Your task is to filter the data below down to the lines holding "JAEGYUN".

--- START OF Data listing ---

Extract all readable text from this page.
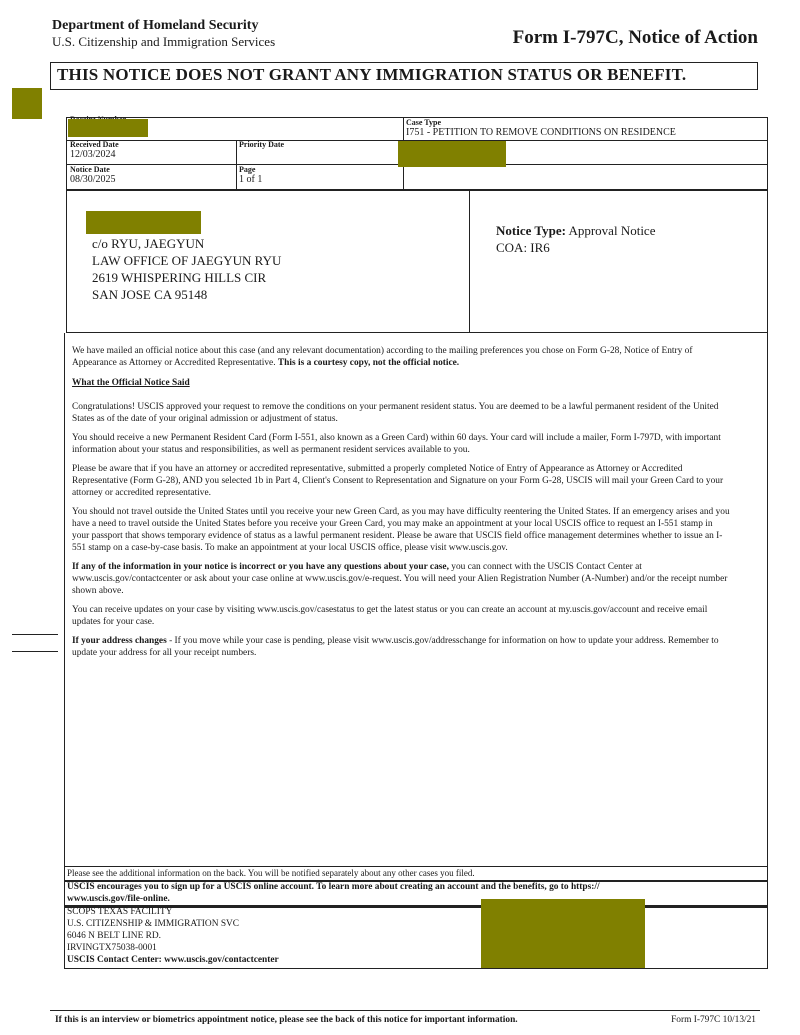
Department of Homeland Security
U.S. Citizenship and Immigration Services	Form I-797C, Notice of Action
THIS NOTICE DOES NOT GRANT ANY IMMIGRATION STATUS OR BENEFIT.
Case Type
I751 - PETITION TO REMOVE CONDITIONS ON RESIDENCE
Received Date
12/03/2024
Priority Date
Notice Date
08/30/2025
Page
1 of 1
c/o RYU, JAEGYUN
LAW OFFICE OF JAEGYUN RYU
2619 WHISPERING HILLS CIR
SAN JOSE CA 95148
Notice Type: Approval Notice
COA: IR6

We have mailed an official notice about this case (and any relevant documentation) according to the mailing preferences you chose on Form G-28, Notice of Entry of Appearance as Attorney or Accredited Representative. This is a courtesy copy, not the official notice.

What the Official Notice Said

Congratulations! USCIS approved your request to remove the conditions on your permanent resident status. You are deemed to be a lawful permanent resident of the United States as of the date of your original admission or adjustment of status.

You should receive a new Permanent Resident Card (Form I-551, also known as a Green Card) within 60 days. Your card will include a mailer, Form I-797D, with important information about your status and responsibilities, as well as permanent resident services available to you.

Please be aware that if you have an attorney or accredited representative, submitted a properly completed Notice of Entry of Appearance as Attorney or Accredited Representative (Form G-28), AND you selected 1b in Part 4, Client's Consent to Representation and Signature on your Form G-28, USCIS will mail your Green Card to your attorney or accredited representative.

You should not travel outside the United States until you receive your new Green Card, as you may have difficulty reentering the United States. If an emergency arises and you have a need to travel outside the United States before you receive your Green Card, you may make an appointment at your local USCIS office to request an I-551 stamp in your passport that shows temporary evidence of status as a lawful permanent resident. Please be aware that USCIS field office management determines whether to issue an I-551 stamp on a case-by-case basis. To make an appointment at your local USCIS office, please visit www.uscis.gov.

If any of the information in your notice is incorrect or you have any questions about your case, you can connect with the USCIS Contact Center at www.uscis.gov/contactcenter or ask about your case online at www.uscis.gov/e-request. You will need your Alien Registration Number (A-Number) and/or the receipt number shown above.

You can receive updates on your case by visiting www.uscis.gov/casestatus to get the latest status or you can create an account at my.uscis.gov/account and receive email updates for your case.

If your address changes - If you move while your case is pending, please visit www.uscis.gov/addresschange for information on how to update your address. Remember to update your address for all your receipt numbers.

Please see the additional information on the back. You will be notified separately about any other cases you filed.
USCIS encourages you to sign up for a USCIS online account. To learn more about creating an account and the benefits, go to https://
www.uscis.gov/file-online.
SCOPS TEXAS FACILITY
U.S. CITIZENSHIP & IMMIGRATION SVC
6046 N BELT LINE RD.
IRVINGTX75038-0001
USCIS Contact Center: www.uscis.gov/contactcenter
If this is an interview or biometrics appointment notice, please see the back of this notice for important information.	Form I-797C 10/13/21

--- END OF Data listing ---

Completed task:
c/o RYU, JAEGYUN
LAW OFFICE OF JAEGYUN RYU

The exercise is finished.